Gather up the lines that contain "source".

(A run of records)
== == ==
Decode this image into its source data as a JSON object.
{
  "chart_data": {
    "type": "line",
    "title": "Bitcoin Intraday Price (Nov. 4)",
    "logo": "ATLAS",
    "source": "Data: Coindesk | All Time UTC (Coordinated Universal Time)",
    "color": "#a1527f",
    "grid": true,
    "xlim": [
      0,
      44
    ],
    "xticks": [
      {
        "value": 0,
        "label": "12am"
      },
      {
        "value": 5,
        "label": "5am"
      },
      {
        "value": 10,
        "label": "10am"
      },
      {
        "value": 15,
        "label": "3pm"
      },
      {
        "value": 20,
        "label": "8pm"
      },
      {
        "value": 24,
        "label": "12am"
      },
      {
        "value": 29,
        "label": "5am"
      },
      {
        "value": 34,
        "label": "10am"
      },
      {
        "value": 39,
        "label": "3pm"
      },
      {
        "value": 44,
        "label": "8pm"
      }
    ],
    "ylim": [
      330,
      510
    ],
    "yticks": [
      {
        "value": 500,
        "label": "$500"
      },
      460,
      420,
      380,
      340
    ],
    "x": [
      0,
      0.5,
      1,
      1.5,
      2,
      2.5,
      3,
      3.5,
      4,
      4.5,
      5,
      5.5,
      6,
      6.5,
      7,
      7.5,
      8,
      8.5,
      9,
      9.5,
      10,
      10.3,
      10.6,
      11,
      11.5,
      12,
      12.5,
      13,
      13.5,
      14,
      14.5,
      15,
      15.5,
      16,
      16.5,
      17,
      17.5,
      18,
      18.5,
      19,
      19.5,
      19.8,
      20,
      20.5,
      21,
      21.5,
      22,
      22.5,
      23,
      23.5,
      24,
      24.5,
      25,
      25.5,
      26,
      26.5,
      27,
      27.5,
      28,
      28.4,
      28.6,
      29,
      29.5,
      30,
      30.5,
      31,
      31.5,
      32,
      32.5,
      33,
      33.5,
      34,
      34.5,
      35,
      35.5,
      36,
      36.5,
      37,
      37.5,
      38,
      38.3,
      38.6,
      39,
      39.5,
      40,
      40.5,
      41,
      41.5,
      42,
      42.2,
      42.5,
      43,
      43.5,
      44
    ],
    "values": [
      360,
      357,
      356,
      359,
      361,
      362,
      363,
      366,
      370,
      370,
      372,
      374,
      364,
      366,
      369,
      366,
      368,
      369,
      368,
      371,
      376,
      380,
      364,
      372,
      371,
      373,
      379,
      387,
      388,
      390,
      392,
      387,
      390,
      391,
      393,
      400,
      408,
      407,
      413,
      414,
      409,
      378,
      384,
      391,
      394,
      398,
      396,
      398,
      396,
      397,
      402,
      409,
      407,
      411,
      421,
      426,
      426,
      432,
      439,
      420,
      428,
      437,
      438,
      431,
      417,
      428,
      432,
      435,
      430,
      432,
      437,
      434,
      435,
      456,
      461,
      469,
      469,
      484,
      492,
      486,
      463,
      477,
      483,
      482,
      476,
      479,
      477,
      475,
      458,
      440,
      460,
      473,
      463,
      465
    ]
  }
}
== == ==
> **Answer in full**
Decode this image into its source data as a JSON object.
    "source": "Data: Coindesk | All Time UTC (Coordinated Universal Time)",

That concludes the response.